TEXTAUSZUG
--

5. Nachbetrachtung und Perspektiven – Ein Rückblick auf Entstehung und Anliegen der Hausarbeit

6. Literaturverzeichnis

7. Anhang - Spielmappe
7.1 Das Spiel „Freibad“
7.2 Das Spiel „Wer kriegt die Mathe-Eins?“

Einleitung

Es ist der 27. August 2007. Geraden eben hat Europas größte Spielemesse, die Games Convention in Leipzig, ihre Pforten geschlossen. Wie jedes Jahr wurde eine Vielzahl neuer Trends im Sektor Video- und Computerspiele vorgestellt. Tausende Journalisten berichteten live aus Leipzig in die ganze Welt, während die Joysticks und Gamepads der Besucher glühten. Wieder einmal wurde ein neuer Besucherrekord aufgestellt. Weit über 150 000 Gäste haben in den vier Tagen seit dem 24. August 2007 die Leipziger Messehallen gesäumt, unzählige Staus in der Leipziger Innenstadt verursacht und Warteschlangen vor Monitoren, Leinwänden und Konsolen erzeugt. Alle diese spielebegeisterten Menschen von Jung bis Alt hatten nur eines im Sinn: Ihre Neugier und ihren Spieltrieb stillen, Neuentwicklungen ausprobieren und sich über Neuheiten im Spielesektor zu informieren.

--

GEZEIGTE DATEN
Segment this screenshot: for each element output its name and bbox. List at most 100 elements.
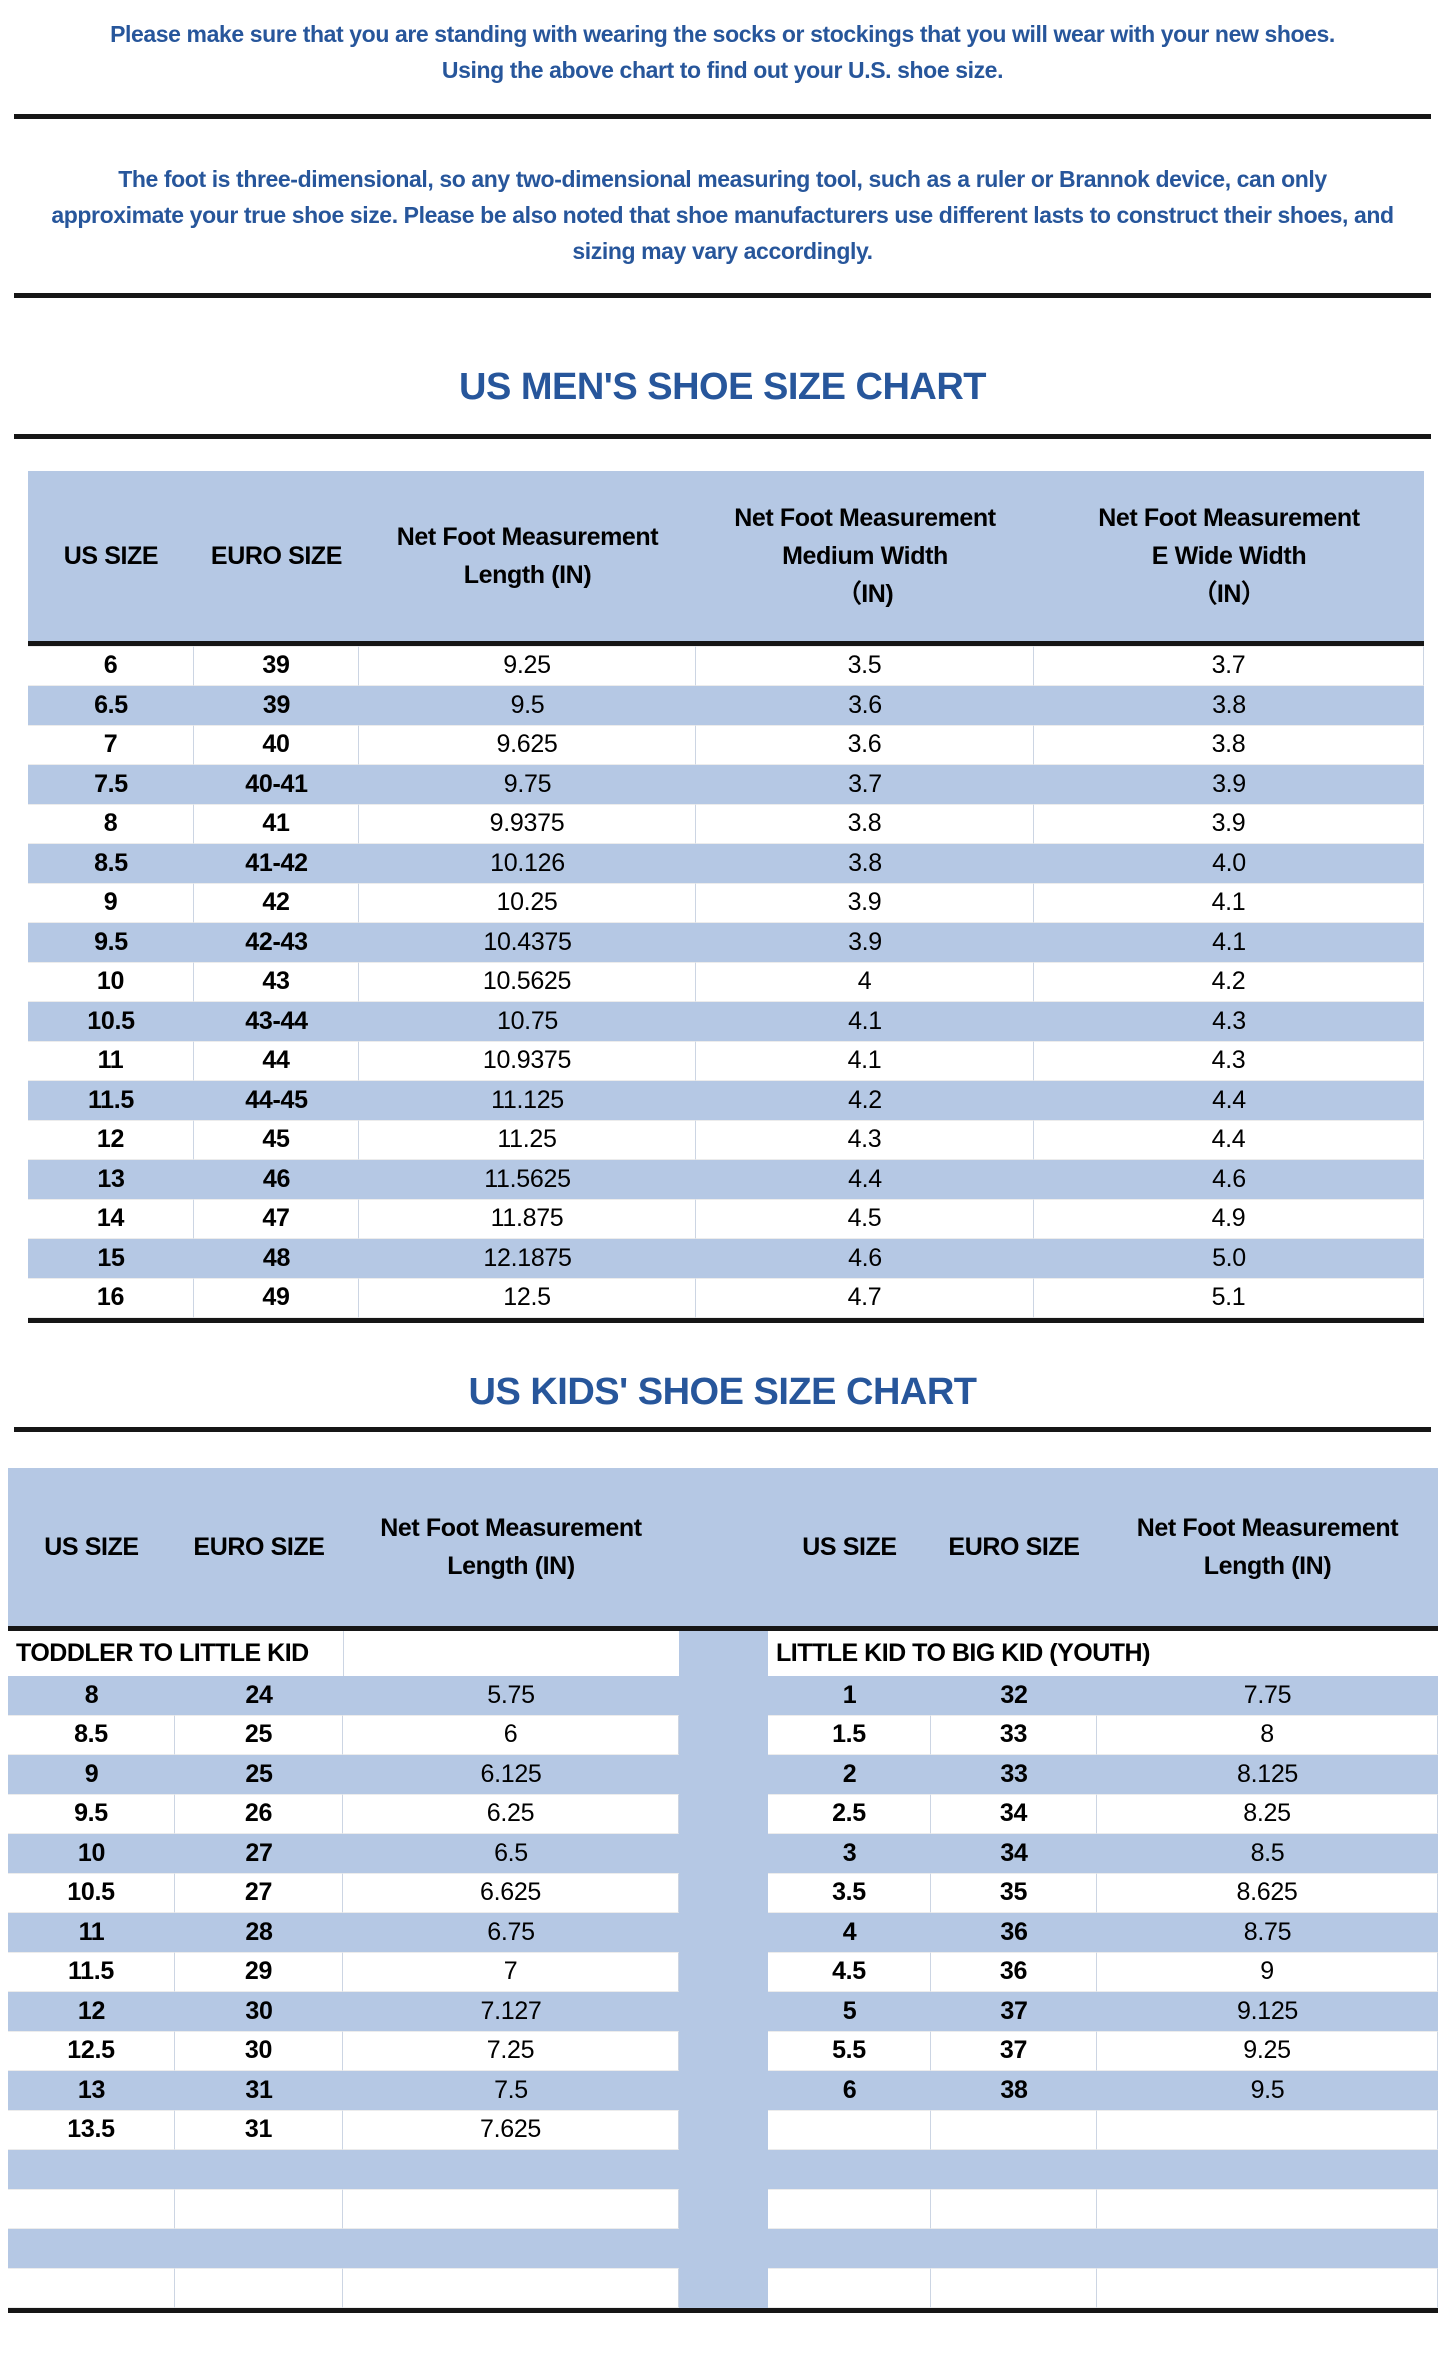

--

AUFGABEN
**a)** Welche Messe hatte laut dem Textauszug am 27. August 2007 gerade ihre Pforten geschlossen?
**b)** Stimmen die folgenden Aussagen mit dem Textauszug überein? Antworten Sie jeweils mit Ja oder Nein und belegen Sie die Antwort mit den entscheidenden Worten des Textauszugs. (i) Die Messe dauerte vier Tage. (ii) Die Besucherzahl blieb hinter der des Vorjahres zurück. (iii) Journalisten berichteten live aus Leipzig.

LÖSUNGEN
**a)** Die Games Convention in Leipzig, Europas größte Spielemesse.

**b)**
(i) Ja: „in den vier Tagen seit dem 24. August 2007“
(ii) Nein: „Wieder einmal wurde ein neuer Besucherrekord aufgestellt.“
(iii) Ja: „Tausende Journalisten berichteten live aus Leipzig in die ganze Welt“